What the task requires:
Copy the records below exactly, leaving out any pictures.

Lines of data
::::

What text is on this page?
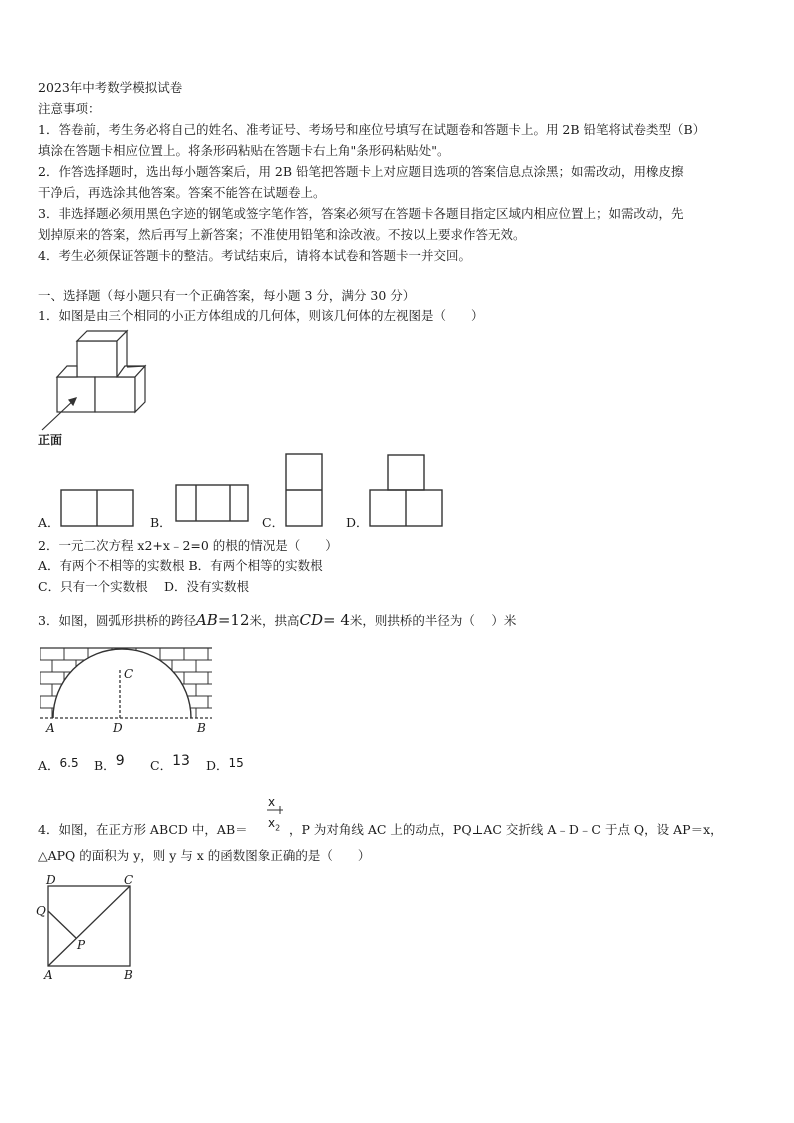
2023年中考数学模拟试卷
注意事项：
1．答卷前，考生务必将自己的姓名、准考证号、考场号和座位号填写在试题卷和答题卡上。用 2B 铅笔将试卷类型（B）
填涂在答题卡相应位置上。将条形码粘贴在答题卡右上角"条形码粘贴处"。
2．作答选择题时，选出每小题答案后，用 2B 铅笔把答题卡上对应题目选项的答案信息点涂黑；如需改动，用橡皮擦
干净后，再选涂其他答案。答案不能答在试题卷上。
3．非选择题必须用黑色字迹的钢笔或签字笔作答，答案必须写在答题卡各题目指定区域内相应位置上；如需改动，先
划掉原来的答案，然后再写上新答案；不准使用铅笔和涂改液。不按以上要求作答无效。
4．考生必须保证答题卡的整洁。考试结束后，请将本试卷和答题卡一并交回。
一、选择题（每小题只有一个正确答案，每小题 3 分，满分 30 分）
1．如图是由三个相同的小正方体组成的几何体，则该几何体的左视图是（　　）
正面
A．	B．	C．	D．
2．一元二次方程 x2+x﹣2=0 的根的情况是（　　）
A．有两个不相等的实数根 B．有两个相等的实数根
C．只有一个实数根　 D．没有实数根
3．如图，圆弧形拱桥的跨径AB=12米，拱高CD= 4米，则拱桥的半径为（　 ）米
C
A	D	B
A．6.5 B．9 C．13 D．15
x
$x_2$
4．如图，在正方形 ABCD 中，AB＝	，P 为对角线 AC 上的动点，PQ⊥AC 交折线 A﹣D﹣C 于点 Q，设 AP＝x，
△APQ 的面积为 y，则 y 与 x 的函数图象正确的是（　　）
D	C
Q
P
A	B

::::

Output of the task:
What text is on this page?
2023年中考数学模拟试卷
注意事项：
1．答卷前，考生务必将自己的姓名、准考证号、考场号和座位号填写在试题卷和答题卡上。用 2B 铅笔将试卷类型（B）
填涂在答题卡相应位置上。将条形码粘贴在答题卡右上角"条形码粘贴处"。
2．作答选择题时，选出每小题答案后，用 2B 铅笔把答题卡上对应题目选项的答案信息点涂黑；如需改动，用橡皮擦
干净后，再选涂其他答案。答案不能答在试题卷上。
3．非选择题必须用黑色字迹的钢笔或签字笔作答，答案必须写在答题卡各题目指定区域内相应位置上；如需改动，先
划掉原来的答案，然后再写上新答案；不准使用铅笔和涂改液。不按以上要求作答无效。
4．考生必须保证答题卡的整洁。考试结束后，请将本试卷和答题卡一并交回。
一、选择题（每小题只有一个正确答案，每小题 3 分，满分 30 分）
1．如图是由三个相同的小正方体组成的几何体，则该几何体的左视图是（　　）
正面
A．	B．	C．	D．
2．一元二次方程 x2+x﹣2=0 的根的情况是（　　）
A．有两个不相等的实数根 B．有两个相等的实数根
C．只有一个实数根　 D．没有实数根
3．如图，圆弧形拱桥的跨径AB=12米，拱高CD= 4米，则拱桥的半径为（　 ）米
C
A	D	B
A．6.5 B．9 C．13 D．15
x
$x_2$
4．如图，在正方形 ABCD 中，AB＝	，P 为对角线 AC 上的动点，PQ⊥AC 交折线 A﹣D﹣C 于点 Q，设 AP＝x，
△APQ 的面积为 y，则 y 与 x 的函数图象正确的是（　　）
D	C
Q
P
A	B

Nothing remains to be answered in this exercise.